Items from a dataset
§

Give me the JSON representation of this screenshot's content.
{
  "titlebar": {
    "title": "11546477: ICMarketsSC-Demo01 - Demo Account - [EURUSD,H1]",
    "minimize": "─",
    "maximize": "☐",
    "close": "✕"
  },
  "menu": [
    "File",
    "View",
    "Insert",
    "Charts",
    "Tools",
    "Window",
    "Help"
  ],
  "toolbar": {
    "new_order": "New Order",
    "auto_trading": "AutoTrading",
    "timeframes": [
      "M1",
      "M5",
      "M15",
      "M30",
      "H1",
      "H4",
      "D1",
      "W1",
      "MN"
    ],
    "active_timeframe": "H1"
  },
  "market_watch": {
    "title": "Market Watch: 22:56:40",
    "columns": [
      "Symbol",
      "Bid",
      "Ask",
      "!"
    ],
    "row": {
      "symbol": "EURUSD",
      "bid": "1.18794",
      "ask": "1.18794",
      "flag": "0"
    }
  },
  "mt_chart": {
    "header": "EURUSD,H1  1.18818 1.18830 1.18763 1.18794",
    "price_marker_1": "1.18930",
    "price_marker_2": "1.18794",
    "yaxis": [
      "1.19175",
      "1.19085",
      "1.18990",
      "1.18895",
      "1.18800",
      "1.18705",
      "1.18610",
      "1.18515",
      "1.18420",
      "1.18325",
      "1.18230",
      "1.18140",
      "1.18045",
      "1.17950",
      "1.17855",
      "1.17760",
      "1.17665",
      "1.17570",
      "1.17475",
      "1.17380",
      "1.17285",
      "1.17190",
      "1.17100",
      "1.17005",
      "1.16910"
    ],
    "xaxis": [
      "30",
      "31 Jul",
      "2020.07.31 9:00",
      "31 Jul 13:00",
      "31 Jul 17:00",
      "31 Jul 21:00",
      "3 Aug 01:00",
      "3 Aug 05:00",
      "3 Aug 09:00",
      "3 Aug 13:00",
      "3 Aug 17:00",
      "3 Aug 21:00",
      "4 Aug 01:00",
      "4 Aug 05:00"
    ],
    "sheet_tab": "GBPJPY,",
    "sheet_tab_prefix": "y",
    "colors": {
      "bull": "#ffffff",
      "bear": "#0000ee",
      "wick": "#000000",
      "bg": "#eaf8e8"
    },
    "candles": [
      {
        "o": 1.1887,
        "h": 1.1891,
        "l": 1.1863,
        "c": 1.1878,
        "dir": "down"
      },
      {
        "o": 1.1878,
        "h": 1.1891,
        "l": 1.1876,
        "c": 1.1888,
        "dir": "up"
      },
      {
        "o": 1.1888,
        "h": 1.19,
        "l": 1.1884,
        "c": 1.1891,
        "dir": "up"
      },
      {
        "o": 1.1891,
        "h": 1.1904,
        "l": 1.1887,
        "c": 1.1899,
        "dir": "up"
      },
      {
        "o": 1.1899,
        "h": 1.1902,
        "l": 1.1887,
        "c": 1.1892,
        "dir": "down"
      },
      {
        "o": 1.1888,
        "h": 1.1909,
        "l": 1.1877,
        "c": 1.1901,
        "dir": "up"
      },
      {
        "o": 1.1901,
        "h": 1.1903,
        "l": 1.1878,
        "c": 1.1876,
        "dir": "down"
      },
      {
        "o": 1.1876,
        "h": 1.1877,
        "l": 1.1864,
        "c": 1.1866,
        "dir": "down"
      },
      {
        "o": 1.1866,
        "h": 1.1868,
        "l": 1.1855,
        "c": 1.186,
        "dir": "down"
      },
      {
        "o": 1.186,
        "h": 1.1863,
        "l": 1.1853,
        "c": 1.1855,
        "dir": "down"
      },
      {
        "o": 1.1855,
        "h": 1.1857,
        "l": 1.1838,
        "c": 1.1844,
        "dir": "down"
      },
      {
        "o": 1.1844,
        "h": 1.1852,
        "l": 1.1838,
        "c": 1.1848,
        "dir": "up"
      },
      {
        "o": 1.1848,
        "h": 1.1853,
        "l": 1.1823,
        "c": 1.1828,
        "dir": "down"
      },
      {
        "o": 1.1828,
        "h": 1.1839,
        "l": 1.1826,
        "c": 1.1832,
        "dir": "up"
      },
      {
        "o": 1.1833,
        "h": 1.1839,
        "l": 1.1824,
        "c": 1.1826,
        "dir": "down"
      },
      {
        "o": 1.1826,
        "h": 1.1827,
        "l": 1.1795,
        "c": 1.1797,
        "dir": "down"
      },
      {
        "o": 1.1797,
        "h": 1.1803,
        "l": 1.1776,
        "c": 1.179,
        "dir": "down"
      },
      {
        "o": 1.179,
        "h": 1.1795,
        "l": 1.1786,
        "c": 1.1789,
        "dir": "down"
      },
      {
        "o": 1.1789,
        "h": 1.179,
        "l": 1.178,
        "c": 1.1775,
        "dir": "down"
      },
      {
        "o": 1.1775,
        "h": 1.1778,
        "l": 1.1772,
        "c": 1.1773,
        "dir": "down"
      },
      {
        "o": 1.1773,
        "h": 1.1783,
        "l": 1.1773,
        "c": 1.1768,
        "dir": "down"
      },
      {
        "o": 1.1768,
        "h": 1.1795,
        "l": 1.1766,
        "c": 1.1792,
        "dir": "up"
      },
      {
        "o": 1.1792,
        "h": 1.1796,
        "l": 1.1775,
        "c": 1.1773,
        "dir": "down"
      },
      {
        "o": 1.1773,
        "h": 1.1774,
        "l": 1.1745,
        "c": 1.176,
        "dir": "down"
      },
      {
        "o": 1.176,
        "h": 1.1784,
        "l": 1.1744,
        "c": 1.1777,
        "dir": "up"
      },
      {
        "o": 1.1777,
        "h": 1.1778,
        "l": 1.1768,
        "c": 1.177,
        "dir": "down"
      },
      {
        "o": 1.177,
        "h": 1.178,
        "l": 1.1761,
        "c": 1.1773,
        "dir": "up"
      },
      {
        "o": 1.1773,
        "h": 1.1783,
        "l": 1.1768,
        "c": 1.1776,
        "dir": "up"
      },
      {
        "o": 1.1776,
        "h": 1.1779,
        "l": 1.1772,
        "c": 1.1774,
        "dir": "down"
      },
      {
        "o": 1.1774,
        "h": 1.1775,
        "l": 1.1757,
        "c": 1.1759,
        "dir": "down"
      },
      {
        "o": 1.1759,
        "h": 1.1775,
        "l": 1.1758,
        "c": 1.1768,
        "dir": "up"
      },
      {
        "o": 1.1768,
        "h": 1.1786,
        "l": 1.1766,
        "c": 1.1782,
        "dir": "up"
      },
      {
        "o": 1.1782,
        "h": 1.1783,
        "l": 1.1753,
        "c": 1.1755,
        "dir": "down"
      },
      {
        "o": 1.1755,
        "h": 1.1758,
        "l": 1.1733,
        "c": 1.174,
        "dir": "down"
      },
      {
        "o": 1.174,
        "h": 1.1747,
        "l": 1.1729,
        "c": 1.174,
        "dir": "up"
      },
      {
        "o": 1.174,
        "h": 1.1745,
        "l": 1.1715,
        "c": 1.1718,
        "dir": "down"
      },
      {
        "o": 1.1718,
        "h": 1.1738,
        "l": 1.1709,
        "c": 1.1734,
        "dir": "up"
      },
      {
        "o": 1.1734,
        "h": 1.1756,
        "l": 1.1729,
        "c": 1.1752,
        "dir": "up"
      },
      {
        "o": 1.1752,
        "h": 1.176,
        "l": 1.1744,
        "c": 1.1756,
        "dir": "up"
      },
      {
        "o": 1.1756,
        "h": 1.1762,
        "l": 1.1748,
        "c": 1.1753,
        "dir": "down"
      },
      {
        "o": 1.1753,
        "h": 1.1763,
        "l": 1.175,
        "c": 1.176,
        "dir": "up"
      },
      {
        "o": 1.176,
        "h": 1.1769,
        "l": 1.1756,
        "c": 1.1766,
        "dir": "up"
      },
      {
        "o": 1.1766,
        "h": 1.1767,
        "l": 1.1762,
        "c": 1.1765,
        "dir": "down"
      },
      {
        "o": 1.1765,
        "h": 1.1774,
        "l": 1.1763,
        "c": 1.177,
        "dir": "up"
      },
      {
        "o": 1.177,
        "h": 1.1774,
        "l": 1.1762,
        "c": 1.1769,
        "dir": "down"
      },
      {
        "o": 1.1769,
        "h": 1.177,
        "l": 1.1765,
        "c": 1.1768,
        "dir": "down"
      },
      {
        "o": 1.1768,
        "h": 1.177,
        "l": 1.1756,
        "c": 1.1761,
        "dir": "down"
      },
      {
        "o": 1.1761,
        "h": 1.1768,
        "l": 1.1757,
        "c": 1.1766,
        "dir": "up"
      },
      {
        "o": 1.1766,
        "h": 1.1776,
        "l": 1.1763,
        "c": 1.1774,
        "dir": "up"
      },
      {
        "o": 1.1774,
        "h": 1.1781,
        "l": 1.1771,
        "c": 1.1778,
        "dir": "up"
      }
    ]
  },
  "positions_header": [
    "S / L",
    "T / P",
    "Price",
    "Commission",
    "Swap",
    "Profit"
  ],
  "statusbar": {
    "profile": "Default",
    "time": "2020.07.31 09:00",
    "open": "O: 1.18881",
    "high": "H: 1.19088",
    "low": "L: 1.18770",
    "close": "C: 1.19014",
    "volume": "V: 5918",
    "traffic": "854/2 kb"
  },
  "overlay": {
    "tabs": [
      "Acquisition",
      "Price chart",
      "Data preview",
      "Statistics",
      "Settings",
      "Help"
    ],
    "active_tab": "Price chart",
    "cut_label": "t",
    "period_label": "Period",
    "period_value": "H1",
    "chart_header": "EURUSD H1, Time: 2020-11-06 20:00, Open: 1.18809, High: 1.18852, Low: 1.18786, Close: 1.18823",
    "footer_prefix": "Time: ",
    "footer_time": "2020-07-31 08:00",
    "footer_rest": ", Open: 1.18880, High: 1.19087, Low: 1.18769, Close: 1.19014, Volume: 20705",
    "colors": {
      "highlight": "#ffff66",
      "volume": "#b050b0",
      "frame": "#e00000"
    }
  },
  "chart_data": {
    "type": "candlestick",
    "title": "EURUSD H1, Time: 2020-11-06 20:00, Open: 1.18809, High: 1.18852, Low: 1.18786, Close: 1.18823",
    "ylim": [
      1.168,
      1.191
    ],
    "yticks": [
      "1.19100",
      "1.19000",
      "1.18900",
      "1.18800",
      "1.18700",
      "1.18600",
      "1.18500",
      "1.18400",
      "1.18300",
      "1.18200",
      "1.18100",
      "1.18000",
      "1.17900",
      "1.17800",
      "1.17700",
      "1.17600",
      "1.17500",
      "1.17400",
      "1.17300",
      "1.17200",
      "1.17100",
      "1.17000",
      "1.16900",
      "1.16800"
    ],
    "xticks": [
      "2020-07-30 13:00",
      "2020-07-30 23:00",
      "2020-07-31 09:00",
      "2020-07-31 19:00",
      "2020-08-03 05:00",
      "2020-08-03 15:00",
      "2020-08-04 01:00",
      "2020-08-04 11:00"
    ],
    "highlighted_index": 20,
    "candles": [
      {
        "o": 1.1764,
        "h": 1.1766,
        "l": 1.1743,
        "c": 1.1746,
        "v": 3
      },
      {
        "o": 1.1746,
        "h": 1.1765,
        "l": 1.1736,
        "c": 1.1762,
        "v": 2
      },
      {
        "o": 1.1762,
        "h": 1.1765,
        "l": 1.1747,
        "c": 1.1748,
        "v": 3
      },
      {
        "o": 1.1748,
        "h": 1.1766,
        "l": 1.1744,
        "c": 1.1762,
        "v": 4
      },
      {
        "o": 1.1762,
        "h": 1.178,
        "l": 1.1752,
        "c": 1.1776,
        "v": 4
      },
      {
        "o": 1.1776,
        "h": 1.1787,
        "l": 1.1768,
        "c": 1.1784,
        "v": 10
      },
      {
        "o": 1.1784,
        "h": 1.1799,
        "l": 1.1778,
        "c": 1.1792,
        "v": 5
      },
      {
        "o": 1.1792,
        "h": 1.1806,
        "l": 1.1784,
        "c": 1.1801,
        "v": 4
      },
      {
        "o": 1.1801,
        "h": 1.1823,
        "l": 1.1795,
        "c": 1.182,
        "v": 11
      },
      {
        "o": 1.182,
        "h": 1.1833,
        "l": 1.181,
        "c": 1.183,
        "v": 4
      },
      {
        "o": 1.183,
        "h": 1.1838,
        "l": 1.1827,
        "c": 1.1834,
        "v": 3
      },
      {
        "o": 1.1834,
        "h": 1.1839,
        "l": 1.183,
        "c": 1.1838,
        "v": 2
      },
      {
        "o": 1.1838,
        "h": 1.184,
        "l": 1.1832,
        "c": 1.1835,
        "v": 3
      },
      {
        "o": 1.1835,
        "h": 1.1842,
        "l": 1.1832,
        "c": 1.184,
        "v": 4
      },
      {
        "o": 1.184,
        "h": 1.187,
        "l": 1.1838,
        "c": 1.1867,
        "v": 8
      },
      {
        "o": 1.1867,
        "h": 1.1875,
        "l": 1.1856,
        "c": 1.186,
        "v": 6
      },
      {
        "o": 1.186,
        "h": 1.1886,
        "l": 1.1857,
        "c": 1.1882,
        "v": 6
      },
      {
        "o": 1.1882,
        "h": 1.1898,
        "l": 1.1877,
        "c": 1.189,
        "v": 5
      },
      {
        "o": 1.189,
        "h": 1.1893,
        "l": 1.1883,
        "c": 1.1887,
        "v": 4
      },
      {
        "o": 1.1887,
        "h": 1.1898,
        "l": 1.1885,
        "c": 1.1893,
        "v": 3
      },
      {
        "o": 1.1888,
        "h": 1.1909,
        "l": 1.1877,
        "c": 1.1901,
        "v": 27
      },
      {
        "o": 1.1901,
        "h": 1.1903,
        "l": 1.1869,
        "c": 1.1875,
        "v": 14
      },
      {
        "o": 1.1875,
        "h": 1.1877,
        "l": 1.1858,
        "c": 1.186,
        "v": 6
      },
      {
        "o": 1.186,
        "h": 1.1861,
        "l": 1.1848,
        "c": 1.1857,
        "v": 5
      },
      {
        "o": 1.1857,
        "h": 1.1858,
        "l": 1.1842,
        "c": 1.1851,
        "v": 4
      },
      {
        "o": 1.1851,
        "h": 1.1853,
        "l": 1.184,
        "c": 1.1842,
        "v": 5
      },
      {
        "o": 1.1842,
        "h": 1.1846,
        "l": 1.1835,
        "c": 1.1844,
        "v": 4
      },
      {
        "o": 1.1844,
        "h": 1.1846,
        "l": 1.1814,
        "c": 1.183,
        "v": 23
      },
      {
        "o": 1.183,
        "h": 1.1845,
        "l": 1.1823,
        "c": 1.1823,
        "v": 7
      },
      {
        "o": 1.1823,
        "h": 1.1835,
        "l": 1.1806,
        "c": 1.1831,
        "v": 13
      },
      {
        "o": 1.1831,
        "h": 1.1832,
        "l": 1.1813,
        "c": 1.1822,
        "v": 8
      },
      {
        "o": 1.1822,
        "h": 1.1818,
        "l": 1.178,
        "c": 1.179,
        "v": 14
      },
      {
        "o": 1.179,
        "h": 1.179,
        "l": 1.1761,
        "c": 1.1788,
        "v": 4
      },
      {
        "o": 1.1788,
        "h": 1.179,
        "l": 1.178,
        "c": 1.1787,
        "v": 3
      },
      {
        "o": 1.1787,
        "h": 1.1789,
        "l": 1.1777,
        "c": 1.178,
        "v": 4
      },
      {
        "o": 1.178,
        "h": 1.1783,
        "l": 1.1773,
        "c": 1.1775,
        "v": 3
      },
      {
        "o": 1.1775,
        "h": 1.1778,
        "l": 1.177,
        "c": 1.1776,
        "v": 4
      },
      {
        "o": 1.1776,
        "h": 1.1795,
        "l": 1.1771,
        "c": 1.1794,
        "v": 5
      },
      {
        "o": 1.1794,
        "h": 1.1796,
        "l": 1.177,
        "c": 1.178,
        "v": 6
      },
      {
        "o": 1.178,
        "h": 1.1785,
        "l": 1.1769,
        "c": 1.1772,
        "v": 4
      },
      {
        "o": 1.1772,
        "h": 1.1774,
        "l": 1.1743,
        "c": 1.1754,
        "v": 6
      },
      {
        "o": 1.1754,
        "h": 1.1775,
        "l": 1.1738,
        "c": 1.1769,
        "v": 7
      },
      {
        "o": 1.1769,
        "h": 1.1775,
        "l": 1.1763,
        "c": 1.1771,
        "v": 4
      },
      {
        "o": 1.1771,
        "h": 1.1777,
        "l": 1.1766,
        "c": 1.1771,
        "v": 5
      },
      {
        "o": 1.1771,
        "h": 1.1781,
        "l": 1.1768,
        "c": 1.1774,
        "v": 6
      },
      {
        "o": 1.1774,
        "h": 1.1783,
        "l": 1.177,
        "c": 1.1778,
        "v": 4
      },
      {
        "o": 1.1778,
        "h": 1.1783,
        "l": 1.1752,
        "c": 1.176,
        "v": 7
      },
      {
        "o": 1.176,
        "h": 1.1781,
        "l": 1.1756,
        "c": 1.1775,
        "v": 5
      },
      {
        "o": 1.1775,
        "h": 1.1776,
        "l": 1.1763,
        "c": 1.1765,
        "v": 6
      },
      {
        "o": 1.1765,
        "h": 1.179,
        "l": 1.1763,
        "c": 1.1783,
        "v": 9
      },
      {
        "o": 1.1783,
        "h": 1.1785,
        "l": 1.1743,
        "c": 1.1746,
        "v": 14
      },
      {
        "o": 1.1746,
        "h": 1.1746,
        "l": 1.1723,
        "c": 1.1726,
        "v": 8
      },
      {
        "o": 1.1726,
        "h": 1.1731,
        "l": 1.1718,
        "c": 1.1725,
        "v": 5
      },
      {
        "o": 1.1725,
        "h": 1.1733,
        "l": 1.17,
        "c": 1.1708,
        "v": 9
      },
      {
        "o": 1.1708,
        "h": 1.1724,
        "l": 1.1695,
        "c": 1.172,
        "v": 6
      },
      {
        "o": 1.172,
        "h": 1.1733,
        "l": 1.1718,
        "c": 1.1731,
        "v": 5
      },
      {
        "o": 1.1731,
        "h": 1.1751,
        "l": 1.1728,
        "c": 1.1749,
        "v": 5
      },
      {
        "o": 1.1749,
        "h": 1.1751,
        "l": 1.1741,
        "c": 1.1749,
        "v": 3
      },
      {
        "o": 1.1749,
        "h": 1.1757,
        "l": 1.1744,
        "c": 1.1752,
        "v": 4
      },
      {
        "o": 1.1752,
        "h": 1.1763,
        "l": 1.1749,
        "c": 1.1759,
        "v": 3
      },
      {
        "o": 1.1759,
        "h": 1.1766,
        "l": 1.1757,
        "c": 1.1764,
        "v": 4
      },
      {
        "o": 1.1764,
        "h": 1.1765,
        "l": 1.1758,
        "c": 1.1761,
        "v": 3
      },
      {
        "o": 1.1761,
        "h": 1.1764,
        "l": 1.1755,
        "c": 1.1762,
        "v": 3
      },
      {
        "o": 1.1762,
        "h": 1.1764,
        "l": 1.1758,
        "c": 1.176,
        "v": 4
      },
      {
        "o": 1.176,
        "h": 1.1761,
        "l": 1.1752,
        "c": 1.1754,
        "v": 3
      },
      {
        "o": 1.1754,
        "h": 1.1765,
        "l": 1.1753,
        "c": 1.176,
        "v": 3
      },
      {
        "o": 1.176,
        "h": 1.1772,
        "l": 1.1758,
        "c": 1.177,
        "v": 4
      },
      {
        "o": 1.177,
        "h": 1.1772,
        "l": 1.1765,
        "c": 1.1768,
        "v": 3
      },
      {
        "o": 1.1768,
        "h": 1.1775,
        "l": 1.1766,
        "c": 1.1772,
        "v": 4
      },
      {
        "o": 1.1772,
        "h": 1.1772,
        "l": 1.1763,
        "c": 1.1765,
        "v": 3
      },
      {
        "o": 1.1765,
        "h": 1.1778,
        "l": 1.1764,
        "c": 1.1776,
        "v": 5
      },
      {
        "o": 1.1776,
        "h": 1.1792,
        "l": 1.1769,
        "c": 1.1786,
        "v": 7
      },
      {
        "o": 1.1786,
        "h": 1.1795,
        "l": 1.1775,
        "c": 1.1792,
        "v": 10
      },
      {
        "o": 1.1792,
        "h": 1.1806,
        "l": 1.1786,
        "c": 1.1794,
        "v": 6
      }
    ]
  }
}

§

## THE REQUEST
Pick out all lines from the data above in which the word "EURUSD" appears.

## FULL SOLUTION
    "title": "11546477: ICMarketsSC-Demo01 - Demo Account - [EURUSD,H1]",
      "symbol": "EURUSD",
    "header": "EURUSD,H1  1.18818 1.18830 1.18763 1.18794",
    "chart_header": "EURUSD H1, Time: 2020-11-06 20:00, Open: 1.18809, High: 1.18852, Low: 1.18786, Close: 1.18823",
    "title": "EURUSD H1, Time: 2020-11-06 20:00, Open: 1.18809, High: 1.18852, Low: 1.18786, Close: 1.18823",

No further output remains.